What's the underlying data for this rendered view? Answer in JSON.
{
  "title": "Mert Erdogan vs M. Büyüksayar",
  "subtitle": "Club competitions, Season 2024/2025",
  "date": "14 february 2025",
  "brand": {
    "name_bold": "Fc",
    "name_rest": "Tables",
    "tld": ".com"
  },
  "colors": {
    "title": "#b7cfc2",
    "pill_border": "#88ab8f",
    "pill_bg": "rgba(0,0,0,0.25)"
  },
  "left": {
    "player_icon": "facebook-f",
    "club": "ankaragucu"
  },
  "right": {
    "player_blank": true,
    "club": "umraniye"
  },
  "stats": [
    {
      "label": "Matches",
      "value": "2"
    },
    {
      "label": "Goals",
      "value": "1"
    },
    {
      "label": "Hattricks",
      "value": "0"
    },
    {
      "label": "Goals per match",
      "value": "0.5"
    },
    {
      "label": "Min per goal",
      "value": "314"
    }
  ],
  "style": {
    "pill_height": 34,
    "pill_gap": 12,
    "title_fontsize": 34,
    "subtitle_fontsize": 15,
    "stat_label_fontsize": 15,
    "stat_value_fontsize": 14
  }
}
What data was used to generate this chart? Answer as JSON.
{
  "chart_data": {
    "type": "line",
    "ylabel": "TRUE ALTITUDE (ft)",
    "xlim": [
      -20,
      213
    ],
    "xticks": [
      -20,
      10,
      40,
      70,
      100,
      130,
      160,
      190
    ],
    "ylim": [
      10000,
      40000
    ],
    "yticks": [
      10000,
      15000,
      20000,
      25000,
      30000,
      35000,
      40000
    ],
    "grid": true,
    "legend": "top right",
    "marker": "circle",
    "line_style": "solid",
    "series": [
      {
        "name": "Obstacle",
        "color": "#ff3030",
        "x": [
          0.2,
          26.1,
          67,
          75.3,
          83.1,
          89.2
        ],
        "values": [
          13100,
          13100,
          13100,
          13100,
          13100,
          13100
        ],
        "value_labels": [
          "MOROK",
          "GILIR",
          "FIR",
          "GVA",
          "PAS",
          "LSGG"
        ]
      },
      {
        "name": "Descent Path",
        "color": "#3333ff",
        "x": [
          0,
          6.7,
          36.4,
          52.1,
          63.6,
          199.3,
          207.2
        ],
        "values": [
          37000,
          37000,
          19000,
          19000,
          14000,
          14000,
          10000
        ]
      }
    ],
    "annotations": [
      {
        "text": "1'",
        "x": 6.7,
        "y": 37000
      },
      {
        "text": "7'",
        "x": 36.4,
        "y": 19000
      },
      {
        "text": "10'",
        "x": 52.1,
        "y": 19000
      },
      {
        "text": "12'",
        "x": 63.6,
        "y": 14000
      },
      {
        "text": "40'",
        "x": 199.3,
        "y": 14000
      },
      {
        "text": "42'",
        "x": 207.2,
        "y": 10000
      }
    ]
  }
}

Directive.
From the data above, copy each line that holds "JSON".

Answer in full.
What's the underlying data for this rendered view? Answer in JSON.
What data was used to generate this chart? Answer as JSON.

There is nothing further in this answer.